_TASK DESCRIPTION:_ Search the material below for the word "incidence". Copy every line that has it.

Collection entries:
◆ ◆ ◆ ◆
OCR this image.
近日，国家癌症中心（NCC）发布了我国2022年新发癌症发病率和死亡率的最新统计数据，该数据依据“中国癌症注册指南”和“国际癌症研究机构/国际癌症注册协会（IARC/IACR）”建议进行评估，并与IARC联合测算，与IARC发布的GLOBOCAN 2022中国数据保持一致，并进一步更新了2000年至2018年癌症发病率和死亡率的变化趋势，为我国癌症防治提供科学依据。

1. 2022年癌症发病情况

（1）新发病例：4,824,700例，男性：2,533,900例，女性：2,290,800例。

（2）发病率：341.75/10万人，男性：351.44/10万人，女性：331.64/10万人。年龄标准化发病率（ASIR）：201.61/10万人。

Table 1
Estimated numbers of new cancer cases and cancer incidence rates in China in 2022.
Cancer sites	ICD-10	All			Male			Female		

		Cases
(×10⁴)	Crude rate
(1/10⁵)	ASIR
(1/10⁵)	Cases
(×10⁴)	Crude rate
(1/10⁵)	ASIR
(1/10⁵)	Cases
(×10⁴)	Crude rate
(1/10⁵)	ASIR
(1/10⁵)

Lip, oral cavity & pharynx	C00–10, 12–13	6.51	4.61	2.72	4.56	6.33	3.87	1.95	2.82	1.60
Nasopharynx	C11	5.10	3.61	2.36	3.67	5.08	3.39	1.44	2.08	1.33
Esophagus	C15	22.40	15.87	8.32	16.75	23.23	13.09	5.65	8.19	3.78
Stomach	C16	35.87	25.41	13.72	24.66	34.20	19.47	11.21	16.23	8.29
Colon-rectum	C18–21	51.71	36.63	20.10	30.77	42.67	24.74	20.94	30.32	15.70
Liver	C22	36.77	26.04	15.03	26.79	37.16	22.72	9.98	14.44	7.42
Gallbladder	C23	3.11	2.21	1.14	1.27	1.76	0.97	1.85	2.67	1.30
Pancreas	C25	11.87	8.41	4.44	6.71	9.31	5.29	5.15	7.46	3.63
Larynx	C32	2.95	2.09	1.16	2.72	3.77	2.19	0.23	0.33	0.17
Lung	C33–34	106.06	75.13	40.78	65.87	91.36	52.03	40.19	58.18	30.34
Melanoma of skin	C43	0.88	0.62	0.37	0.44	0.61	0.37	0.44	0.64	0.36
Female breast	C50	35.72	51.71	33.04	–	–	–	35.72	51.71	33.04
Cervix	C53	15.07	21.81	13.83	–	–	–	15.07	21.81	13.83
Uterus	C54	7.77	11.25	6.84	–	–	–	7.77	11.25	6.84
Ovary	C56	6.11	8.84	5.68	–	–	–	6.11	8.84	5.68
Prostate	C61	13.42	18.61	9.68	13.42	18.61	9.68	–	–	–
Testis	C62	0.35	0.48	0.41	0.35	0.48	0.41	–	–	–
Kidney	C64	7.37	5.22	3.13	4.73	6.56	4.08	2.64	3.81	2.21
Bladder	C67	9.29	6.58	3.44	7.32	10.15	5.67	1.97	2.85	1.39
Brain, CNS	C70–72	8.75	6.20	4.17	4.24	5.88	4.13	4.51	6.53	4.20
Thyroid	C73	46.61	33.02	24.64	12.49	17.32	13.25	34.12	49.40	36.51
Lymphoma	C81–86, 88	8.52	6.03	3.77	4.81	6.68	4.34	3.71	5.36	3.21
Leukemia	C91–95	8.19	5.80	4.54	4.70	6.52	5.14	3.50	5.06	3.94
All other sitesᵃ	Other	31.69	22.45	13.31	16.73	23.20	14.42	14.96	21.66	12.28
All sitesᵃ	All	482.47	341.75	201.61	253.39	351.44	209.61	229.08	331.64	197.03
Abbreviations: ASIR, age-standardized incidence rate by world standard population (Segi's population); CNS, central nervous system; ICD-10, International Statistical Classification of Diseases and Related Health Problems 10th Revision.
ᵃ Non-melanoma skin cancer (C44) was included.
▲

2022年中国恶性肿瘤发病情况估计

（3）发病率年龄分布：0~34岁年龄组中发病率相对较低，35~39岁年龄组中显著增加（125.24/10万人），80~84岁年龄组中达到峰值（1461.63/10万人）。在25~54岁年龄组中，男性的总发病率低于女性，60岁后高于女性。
◆ ◆ ◆ ◆
_THE OUTPUT:_
Estimated numbers of new cancer cases and cancer incidence rates in China in 2022.
Abbreviations: ASIR, age-standardized incidence rate by world standard population (Segi's population); CNS, central nervous system; ICD-10, International Statistical Classification of Diseases and Related Health Problems 10th Revision.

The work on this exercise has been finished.